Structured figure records
--- start ---

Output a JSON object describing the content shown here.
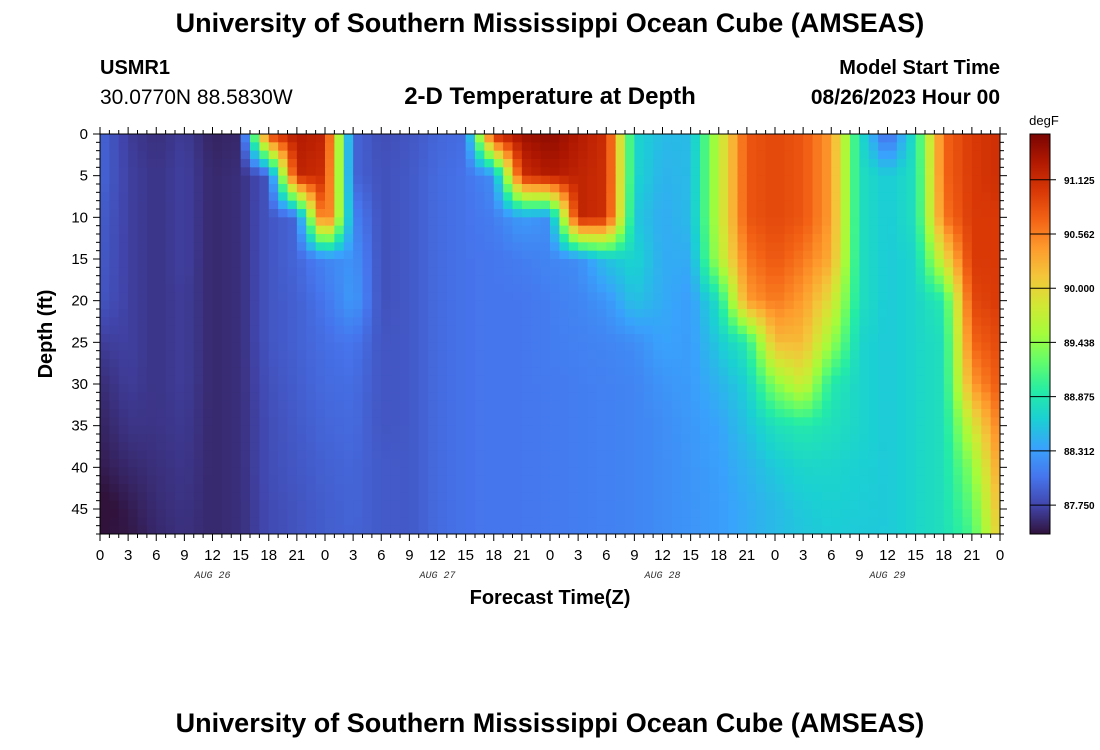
{
  "header": {
    "title": "University of Southern Mississippi Ocean Cube (AMSEAS)",
    "station": "USMR1",
    "coordinates": "30.0770N  88.5830W",
    "subtitle": "2-D Temperature at Depth",
    "model_start_label": "Model Start Time",
    "model_start_value": "08/26/2023 Hour 00"
  },
  "footer": {
    "title": "University of Southern Mississippi Ocean Cube (AMSEAS)"
  },
  "chart_data": {
    "type": "heatmap",
    "title": "2-D Temperature at Depth",
    "xlabel": "Forecast Time(Z)",
    "ylabel": "Depth (ft)",
    "x_range_hours": [
      0,
      96
    ],
    "x_tick_labels": [
      "0",
      "3",
      "6",
      "9",
      "12",
      "15",
      "18",
      "21",
      "0",
      "3",
      "6",
      "9",
      "12",
      "15",
      "18",
      "21",
      "0",
      "3",
      "6",
      "9",
      "12",
      "15",
      "18",
      "21",
      "0",
      "3",
      "6",
      "9",
      "12",
      "15",
      "18",
      "21",
      "0"
    ],
    "day_labels": [
      {
        "label": "AUG 26",
        "hour": 12
      },
      {
        "label": "AUG 27",
        "hour": 36
      },
      {
        "label": "AUG 28",
        "hour": 60
      },
      {
        "label": "AUG 29",
        "hour": 84
      }
    ],
    "y_range_ft": [
      0,
      48
    ],
    "y_ticks": [
      0,
      5,
      10,
      15,
      20,
      25,
      30,
      35,
      40,
      45
    ],
    "colorbar": {
      "unit": "degF",
      "range": [
        87.45,
        91.6
      ],
      "ticks": [
        87.75,
        88.312,
        88.875,
        89.438,
        90.0,
        90.562,
        91.125
      ],
      "tick_labels": [
        "87.750",
        "88.312",
        "88.875",
        "89.438",
        "90.000",
        "90.562",
        "91.125"
      ],
      "colors": [
        "#30123b",
        "#4145ab",
        "#4675ed",
        "#39a2fc",
        "#1bcfd4",
        "#24eca6",
        "#61fc6c",
        "#a4fc3b",
        "#d1e834",
        "#f3c63a",
        "#fe9b2d",
        "#f36315",
        "#d93806",
        "#b11901",
        "#7a0402"
      ]
    },
    "hour_columns": [
      0,
      3,
      6,
      9,
      12,
      15,
      18,
      21,
      24,
      27,
      30,
      33,
      36,
      39,
      42,
      45,
      48,
      51,
      54,
      57,
      60,
      63,
      66,
      69,
      72,
      75,
      78,
      81,
      84,
      87,
      90,
      93,
      96
    ],
    "depth_rows_ft": [
      0,
      5,
      10,
      15,
      20,
      25,
      30,
      35,
      40,
      45,
      48
    ],
    "temperature_degF": [
      [
        87.95,
        87.7,
        87.62,
        87.7,
        87.55,
        87.58,
        91.0,
        91.3,
        91.2,
        87.95,
        87.8,
        87.85,
        87.95,
        88.0,
        91.2,
        91.4,
        91.5,
        91.3,
        91.1,
        88.7,
        88.5,
        88.5,
        89.7,
        90.8,
        90.9,
        90.8,
        90.4,
        88.8,
        87.9,
        88.85,
        90.7,
        91.0,
        91.1
      ],
      [
        87.95,
        87.72,
        87.65,
        87.72,
        87.58,
        87.62,
        87.85,
        91.2,
        91.1,
        87.95,
        87.82,
        87.87,
        87.98,
        88.03,
        88.2,
        91.1,
        91.3,
        91.2,
        91.1,
        88.7,
        88.45,
        88.5,
        89.7,
        90.8,
        90.9,
        90.8,
        90.4,
        88.8,
        88.6,
        88.8,
        90.7,
        91.0,
        91.1
      ],
      [
        87.9,
        87.72,
        87.65,
        87.72,
        87.58,
        87.62,
        87.85,
        87.95,
        91.0,
        88.15,
        87.82,
        87.87,
        87.98,
        88.03,
        88.1,
        88.3,
        88.2,
        91.2,
        91.1,
        88.6,
        88.4,
        88.5,
        89.7,
        90.8,
        90.9,
        90.8,
        90.4,
        88.8,
        88.6,
        88.8,
        90.6,
        91.0,
        91.0
      ],
      [
        87.88,
        87.72,
        87.65,
        87.72,
        87.58,
        87.62,
        87.85,
        87.95,
        88.15,
        88.25,
        87.82,
        87.87,
        87.98,
        88.03,
        88.05,
        88.1,
        88.15,
        88.2,
        88.55,
        88.7,
        88.4,
        88.4,
        89.6,
        90.6,
        90.8,
        90.6,
        90.3,
        88.8,
        88.6,
        88.7,
        89.9,
        91.0,
        91.0
      ],
      [
        87.85,
        87.72,
        87.65,
        87.7,
        87.58,
        87.62,
        87.85,
        87.92,
        88.05,
        88.3,
        87.82,
        87.87,
        87.98,
        88.03,
        88.05,
        88.05,
        88.1,
        88.15,
        88.25,
        88.55,
        88.4,
        88.3,
        88.8,
        90.4,
        90.6,
        90.4,
        89.9,
        88.8,
        88.6,
        88.7,
        88.9,
        90.9,
        91.0
      ],
      [
        87.7,
        87.72,
        87.65,
        87.7,
        87.58,
        87.62,
        87.85,
        87.92,
        88.0,
        88.05,
        87.85,
        87.87,
        87.98,
        88.03,
        88.05,
        88.05,
        88.1,
        88.12,
        88.15,
        88.2,
        88.35,
        88.3,
        88.6,
        88.9,
        90.2,
        90.2,
        89.5,
        88.7,
        88.6,
        88.7,
        88.8,
        90.7,
        90.9
      ],
      [
        87.6,
        87.7,
        87.65,
        87.7,
        87.58,
        87.62,
        87.82,
        87.9,
        87.98,
        88.0,
        87.85,
        87.87,
        87.98,
        88.03,
        88.05,
        88.05,
        88.08,
        88.1,
        88.12,
        88.15,
        88.25,
        88.3,
        88.45,
        88.65,
        89.4,
        89.8,
        88.9,
        88.7,
        88.6,
        88.7,
        88.8,
        90.4,
        90.8
      ],
      [
        87.55,
        87.65,
        87.65,
        87.68,
        87.58,
        87.62,
        87.8,
        87.88,
        87.95,
        87.98,
        87.85,
        87.87,
        87.98,
        88.03,
        88.05,
        88.05,
        88.08,
        88.1,
        88.12,
        88.15,
        88.2,
        88.28,
        88.35,
        88.55,
        88.8,
        88.9,
        88.8,
        88.7,
        88.6,
        88.7,
        88.8,
        89.8,
        90.6
      ],
      [
        87.5,
        87.58,
        87.62,
        87.66,
        87.58,
        87.62,
        87.8,
        87.86,
        87.92,
        87.95,
        87.88,
        87.87,
        87.98,
        88.03,
        88.05,
        88.05,
        88.08,
        88.1,
        88.12,
        88.15,
        88.2,
        88.26,
        88.32,
        88.45,
        88.6,
        88.7,
        88.7,
        88.65,
        88.6,
        88.7,
        88.8,
        89.4,
        90.4
      ],
      [
        87.4,
        87.5,
        87.6,
        87.64,
        87.58,
        87.62,
        87.78,
        87.84,
        87.9,
        87.94,
        87.88,
        87.87,
        87.98,
        88.03,
        88.05,
        88.05,
        88.08,
        88.1,
        88.12,
        88.15,
        88.2,
        88.25,
        88.3,
        88.4,
        88.5,
        88.6,
        88.65,
        88.62,
        88.6,
        88.7,
        88.8,
        89.2,
        90.2
      ],
      [
        87.45,
        87.48,
        87.58,
        87.63,
        87.58,
        87.62,
        87.78,
        87.84,
        87.9,
        87.93,
        87.88,
        87.87,
        87.98,
        88.03,
        88.05,
        88.05,
        88.08,
        88.1,
        88.12,
        88.15,
        88.2,
        88.25,
        88.3,
        88.4,
        88.5,
        88.58,
        88.62,
        88.6,
        88.6,
        88.7,
        88.8,
        89.1,
        90.1
      ]
    ]
  }
}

--- end ---

Request: Quote the data above in full, leaving out the pictures it holds.

Task output:
Output a JSON object describing the content shown here.
{
  "header": {
    "title": "University of Southern Mississippi Ocean Cube (AMSEAS)",
    "station": "USMR1",
    "coordinates": "30.0770N  88.5830W",
    "subtitle": "2-D Temperature at Depth",
    "model_start_label": "Model Start Time",
    "model_start_value": "08/26/2023 Hour 00"
  },
  "footer": {
    "title": "University of Southern Mississippi Ocean Cube (AMSEAS)"
  },
  "chart_data": {
    "type": "heatmap",
    "title": "2-D Temperature at Depth",
    "xlabel": "Forecast Time(Z)",
    "ylabel": "Depth (ft)",
    "x_range_hours": [
      0,
      96
    ],
    "x_tick_labels": [
      "0",
      "3",
      "6",
      "9",
      "12",
      "15",
      "18",
      "21",
      "0",
      "3",
      "6",
      "9",
      "12",
      "15",
      "18",
      "21",
      "0",
      "3",
      "6",
      "9",
      "12",
      "15",
      "18",
      "21",
      "0",
      "3",
      "6",
      "9",
      "12",
      "15",
      "18",
      "21",
      "0"
    ],
    "day_labels": [
      {
        "label": "AUG 26",
        "hour": 12
      },
      {
        "label": "AUG 27",
        "hour": 36
      },
      {
        "label": "AUG 28",
        "hour": 60
      },
      {
        "label": "AUG 29",
        "hour": 84
      }
    ],
    "y_range_ft": [
      0,
      48
    ],
    "y_ticks": [
      0,
      5,
      10,
      15,
      20,
      25,
      30,
      35,
      40,
      45
    ],
    "colorbar": {
      "unit": "degF",
      "range": [
        87.45,
        91.6
      ],
      "ticks": [
        87.75,
        88.312,
        88.875,
        89.438,
        90.0,
        90.562,
        91.125
      ],
      "tick_labels": [
        "87.750",
        "88.312",
        "88.875",
        "89.438",
        "90.000",
        "90.562",
        "91.125"
      ],
      "colors": [
        "#30123b",
        "#4145ab",
        "#4675ed",
        "#39a2fc",
        "#1bcfd4",
        "#24eca6",
        "#61fc6c",
        "#a4fc3b",
        "#d1e834",
        "#f3c63a",
        "#fe9b2d",
        "#f36315",
        "#d93806",
        "#b11901",
        "#7a0402"
      ]
    },
    "hour_columns": [
      0,
      3,
      6,
      9,
      12,
      15,
      18,
      21,
      24,
      27,
      30,
      33,
      36,
      39,
      42,
      45,
      48,
      51,
      54,
      57,
      60,
      63,
      66,
      69,
      72,
      75,
      78,
      81,
      84,
      87,
      90,
      93,
      96
    ],
    "depth_rows_ft": [
      0,
      5,
      10,
      15,
      20,
      25,
      30,
      35,
      40,
      45,
      48
    ],
    "temperature_degF": [
      [
        87.95,
        87.7,
        87.62,
        87.7,
        87.55,
        87.58,
        91.0,
        91.3,
        91.2,
        87.95,
        87.8,
        87.85,
        87.95,
        88.0,
        91.2,
        91.4,
        91.5,
        91.3,
        91.1,
        88.7,
        88.5,
        88.5,
        89.7,
        90.8,
        90.9,
        90.8,
        90.4,
        88.8,
        87.9,
        88.85,
        90.7,
        91.0,
        91.1
      ],
      [
        87.95,
        87.72,
        87.65,
        87.72,
        87.58,
        87.62,
        87.85,
        91.2,
        91.1,
        87.95,
        87.82,
        87.87,
        87.98,
        88.03,
        88.2,
        91.1,
        91.3,
        91.2,
        91.1,
        88.7,
        88.45,
        88.5,
        89.7,
        90.8,
        90.9,
        90.8,
        90.4,
        88.8,
        88.6,
        88.8,
        90.7,
        91.0,
        91.1
      ],
      [
        87.9,
        87.72,
        87.65,
        87.72,
        87.58,
        87.62,
        87.85,
        87.95,
        91.0,
        88.15,
        87.82,
        87.87,
        87.98,
        88.03,
        88.1,
        88.3,
        88.2,
        91.2,
        91.1,
        88.6,
        88.4,
        88.5,
        89.7,
        90.8,
        90.9,
        90.8,
        90.4,
        88.8,
        88.6,
        88.8,
        90.6,
        91.0,
        91.0
      ],
      [
        87.88,
        87.72,
        87.65,
        87.72,
        87.58,
        87.62,
        87.85,
        87.95,
        88.15,
        88.25,
        87.82,
        87.87,
        87.98,
        88.03,
        88.05,
        88.1,
        88.15,
        88.2,
        88.55,
        88.7,
        88.4,
        88.4,
        89.6,
        90.6,
        90.8,
        90.6,
        90.3,
        88.8,
        88.6,
        88.7,
        89.9,
        91.0,
        91.0
      ],
      [
        87.85,
        87.72,
        87.65,
        87.7,
        87.58,
        87.62,
        87.85,
        87.92,
        88.05,
        88.3,
        87.82,
        87.87,
        87.98,
        88.03,
        88.05,
        88.05,
        88.1,
        88.15,
        88.25,
        88.55,
        88.4,
        88.3,
        88.8,
        90.4,
        90.6,
        90.4,
        89.9,
        88.8,
        88.6,
        88.7,
        88.9,
        90.9,
        91.0
      ],
      [
        87.7,
        87.72,
        87.65,
        87.7,
        87.58,
        87.62,
        87.85,
        87.92,
        88.0,
        88.05,
        87.85,
        87.87,
        87.98,
        88.03,
        88.05,
        88.05,
        88.1,
        88.12,
        88.15,
        88.2,
        88.35,
        88.3,
        88.6,
        88.9,
        90.2,
        90.2,
        89.5,
        88.7,
        88.6,
        88.7,
        88.8,
        90.7,
        90.9
      ],
      [
        87.6,
        87.7,
        87.65,
        87.7,
        87.58,
        87.62,
        87.82,
        87.9,
        87.98,
        88.0,
        87.85,
        87.87,
        87.98,
        88.03,
        88.05,
        88.05,
        88.08,
        88.1,
        88.12,
        88.15,
        88.25,
        88.3,
        88.45,
        88.65,
        89.4,
        89.8,
        88.9,
        88.7,
        88.6,
        88.7,
        88.8,
        90.4,
        90.8
      ],
      [
        87.55,
        87.65,
        87.65,
        87.68,
        87.58,
        87.62,
        87.8,
        87.88,
        87.95,
        87.98,
        87.85,
        87.87,
        87.98,
        88.03,
        88.05,
        88.05,
        88.08,
        88.1,
        88.12,
        88.15,
        88.2,
        88.28,
        88.35,
        88.55,
        88.8,
        88.9,
        88.8,
        88.7,
        88.6,
        88.7,
        88.8,
        89.8,
        90.6
      ],
      [
        87.5,
        87.58,
        87.62,
        87.66,
        87.58,
        87.62,
        87.8,
        87.86,
        87.92,
        87.95,
        87.88,
        87.87,
        87.98,
        88.03,
        88.05,
        88.05,
        88.08,
        88.1,
        88.12,
        88.15,
        88.2,
        88.26,
        88.32,
        88.45,
        88.6,
        88.7,
        88.7,
        88.65,
        88.6,
        88.7,
        88.8,
        89.4,
        90.4
      ],
      [
        87.4,
        87.5,
        87.6,
        87.64,
        87.58,
        87.62,
        87.78,
        87.84,
        87.9,
        87.94,
        87.88,
        87.87,
        87.98,
        88.03,
        88.05,
        88.05,
        88.08,
        88.1,
        88.12,
        88.15,
        88.2,
        88.25,
        88.3,
        88.4,
        88.5,
        88.6,
        88.65,
        88.62,
        88.6,
        88.7,
        88.8,
        89.2,
        90.2
      ],
      [
        87.45,
        87.48,
        87.58,
        87.63,
        87.58,
        87.62,
        87.78,
        87.84,
        87.9,
        87.93,
        87.88,
        87.87,
        87.98,
        88.03,
        88.05,
        88.05,
        88.08,
        88.1,
        88.12,
        88.15,
        88.2,
        88.25,
        88.3,
        88.4,
        88.5,
        88.58,
        88.62,
        88.6,
        88.6,
        88.7,
        88.8,
        89.1,
        90.1
      ]
    ]
  }
}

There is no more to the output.